_SHORT EXERCISE:_
Can you write out everything in the listing below, from the line containing "- svg-text:100,00%: 100,00%: [534, 363, 577, 377]" down to the line containing "- svg-text:90,74%: 90,74%: [537, 340, 574, 354]", swapping "svg-text" for "text" and leaving everything else as it is? Give only those lines.

_INFORMATION PROVIDED:_

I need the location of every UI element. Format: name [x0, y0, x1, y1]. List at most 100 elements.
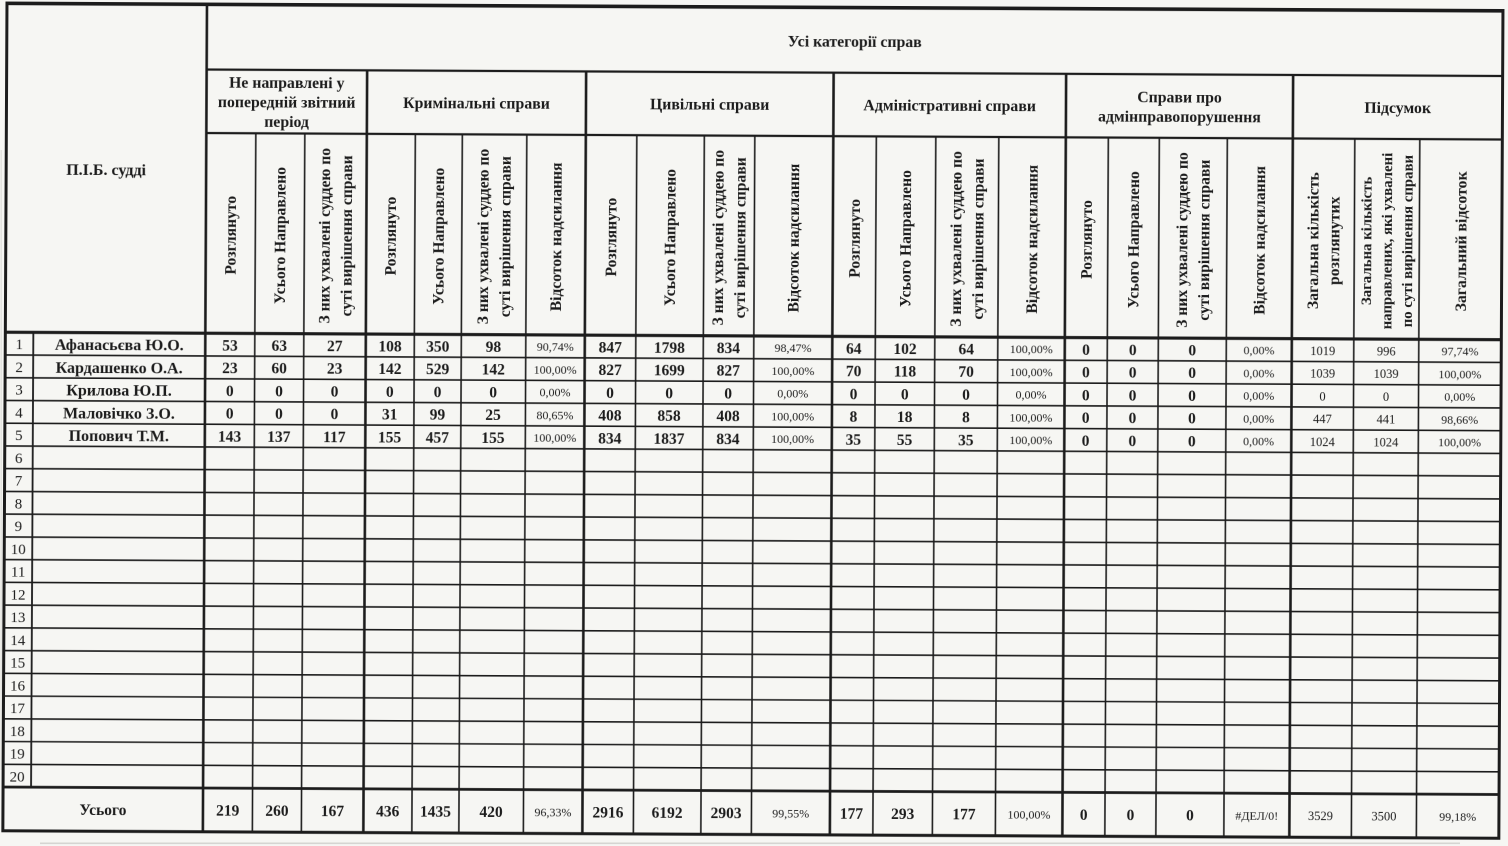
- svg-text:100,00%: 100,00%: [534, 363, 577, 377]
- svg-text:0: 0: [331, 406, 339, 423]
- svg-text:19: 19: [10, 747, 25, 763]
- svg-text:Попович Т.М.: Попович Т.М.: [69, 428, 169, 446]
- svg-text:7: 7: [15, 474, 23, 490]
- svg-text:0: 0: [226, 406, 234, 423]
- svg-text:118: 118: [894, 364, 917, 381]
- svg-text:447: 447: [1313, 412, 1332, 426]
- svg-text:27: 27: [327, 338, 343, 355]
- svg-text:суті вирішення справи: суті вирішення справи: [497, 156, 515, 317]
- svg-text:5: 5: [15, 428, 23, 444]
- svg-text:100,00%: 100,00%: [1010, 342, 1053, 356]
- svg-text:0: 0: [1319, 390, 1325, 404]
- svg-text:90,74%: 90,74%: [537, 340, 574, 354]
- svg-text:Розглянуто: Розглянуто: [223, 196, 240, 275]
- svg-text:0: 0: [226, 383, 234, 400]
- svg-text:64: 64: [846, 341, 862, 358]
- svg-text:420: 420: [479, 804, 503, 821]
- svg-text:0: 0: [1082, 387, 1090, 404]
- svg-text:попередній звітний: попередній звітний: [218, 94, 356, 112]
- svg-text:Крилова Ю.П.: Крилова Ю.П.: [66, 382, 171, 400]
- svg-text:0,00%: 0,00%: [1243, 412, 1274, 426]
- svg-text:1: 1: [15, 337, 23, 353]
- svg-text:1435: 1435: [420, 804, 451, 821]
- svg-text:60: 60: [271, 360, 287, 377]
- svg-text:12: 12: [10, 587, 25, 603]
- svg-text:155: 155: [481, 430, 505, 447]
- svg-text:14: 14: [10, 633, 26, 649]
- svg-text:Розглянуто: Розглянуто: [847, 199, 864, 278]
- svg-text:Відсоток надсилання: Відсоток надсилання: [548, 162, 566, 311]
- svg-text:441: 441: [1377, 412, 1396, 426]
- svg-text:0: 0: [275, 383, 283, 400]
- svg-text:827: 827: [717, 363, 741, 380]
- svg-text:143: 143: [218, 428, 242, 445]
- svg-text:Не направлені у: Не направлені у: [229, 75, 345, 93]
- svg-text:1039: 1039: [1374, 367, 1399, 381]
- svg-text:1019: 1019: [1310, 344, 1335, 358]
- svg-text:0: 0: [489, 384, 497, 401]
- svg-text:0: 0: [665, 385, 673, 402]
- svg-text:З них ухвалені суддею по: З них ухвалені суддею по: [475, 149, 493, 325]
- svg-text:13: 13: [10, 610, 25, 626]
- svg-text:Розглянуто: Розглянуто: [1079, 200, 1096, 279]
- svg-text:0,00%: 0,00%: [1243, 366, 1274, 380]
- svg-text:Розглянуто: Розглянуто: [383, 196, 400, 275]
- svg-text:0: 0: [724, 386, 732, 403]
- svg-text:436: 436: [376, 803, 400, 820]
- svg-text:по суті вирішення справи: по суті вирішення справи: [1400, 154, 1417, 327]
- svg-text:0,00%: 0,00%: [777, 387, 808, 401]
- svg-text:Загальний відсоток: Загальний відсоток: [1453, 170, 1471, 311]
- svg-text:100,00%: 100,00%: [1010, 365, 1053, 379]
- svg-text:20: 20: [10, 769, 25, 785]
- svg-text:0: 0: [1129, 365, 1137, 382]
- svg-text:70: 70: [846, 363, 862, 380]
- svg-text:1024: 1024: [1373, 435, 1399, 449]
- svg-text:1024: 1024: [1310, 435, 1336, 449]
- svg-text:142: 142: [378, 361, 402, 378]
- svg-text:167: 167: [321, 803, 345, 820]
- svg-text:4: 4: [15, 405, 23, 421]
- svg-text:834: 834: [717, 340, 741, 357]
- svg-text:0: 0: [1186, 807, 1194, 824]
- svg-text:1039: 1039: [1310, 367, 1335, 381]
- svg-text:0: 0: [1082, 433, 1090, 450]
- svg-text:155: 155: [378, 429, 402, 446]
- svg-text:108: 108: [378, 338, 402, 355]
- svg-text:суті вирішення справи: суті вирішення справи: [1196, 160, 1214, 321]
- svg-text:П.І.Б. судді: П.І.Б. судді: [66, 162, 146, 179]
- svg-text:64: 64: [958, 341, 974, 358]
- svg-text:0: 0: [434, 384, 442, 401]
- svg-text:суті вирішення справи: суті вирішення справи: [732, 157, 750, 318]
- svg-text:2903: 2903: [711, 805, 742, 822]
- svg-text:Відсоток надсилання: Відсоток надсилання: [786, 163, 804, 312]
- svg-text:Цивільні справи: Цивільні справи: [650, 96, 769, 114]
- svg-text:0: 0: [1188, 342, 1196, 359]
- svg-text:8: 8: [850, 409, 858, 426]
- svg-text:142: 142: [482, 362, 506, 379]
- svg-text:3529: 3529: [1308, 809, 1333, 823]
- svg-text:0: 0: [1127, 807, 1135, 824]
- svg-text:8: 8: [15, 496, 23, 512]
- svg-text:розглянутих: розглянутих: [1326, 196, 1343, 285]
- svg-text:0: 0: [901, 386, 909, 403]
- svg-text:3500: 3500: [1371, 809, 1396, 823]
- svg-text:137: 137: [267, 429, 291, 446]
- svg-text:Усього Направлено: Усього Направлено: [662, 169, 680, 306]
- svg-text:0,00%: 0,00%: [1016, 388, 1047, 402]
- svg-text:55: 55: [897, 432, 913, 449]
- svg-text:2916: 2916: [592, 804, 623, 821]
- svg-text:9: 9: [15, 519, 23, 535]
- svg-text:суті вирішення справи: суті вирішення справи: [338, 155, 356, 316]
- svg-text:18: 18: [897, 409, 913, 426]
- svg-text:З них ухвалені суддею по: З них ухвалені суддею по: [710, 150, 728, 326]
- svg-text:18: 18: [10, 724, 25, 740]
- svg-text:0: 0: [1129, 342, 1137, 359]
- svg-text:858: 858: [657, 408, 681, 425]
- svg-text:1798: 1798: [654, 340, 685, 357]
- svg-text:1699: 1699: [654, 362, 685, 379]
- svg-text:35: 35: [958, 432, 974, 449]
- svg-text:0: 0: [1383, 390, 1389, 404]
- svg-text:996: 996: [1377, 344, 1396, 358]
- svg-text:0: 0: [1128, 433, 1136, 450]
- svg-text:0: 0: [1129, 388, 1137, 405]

_ANSWER FOR THE TASK:_
- text:100,00%: 100,00%: [534, 363, 577, 377]
- text:0: 0: [331, 406, 339, 423]
- text:19: 19: [10, 747, 25, 763]
- text:Попович Т.М.: Попович Т.М.: [69, 428, 169, 446]
- text:7: 7: [15, 474, 23, 490]
- text:0: 0: [226, 406, 234, 423]
- text:118: 118: [894, 364, 917, 381]
- text:447: 447: [1313, 412, 1332, 426]
- text:27: 27: [327, 338, 343, 355]
- text:суті вирішення справи: суті вирішення справи: [497, 156, 515, 317]
- text:5: 5: [15, 428, 23, 444]
- text:100,00%: 100,00%: [1010, 342, 1053, 356]
- text:0: 0: [1319, 390, 1325, 404]
- text:90,74%: 90,74%: [537, 340, 574, 354]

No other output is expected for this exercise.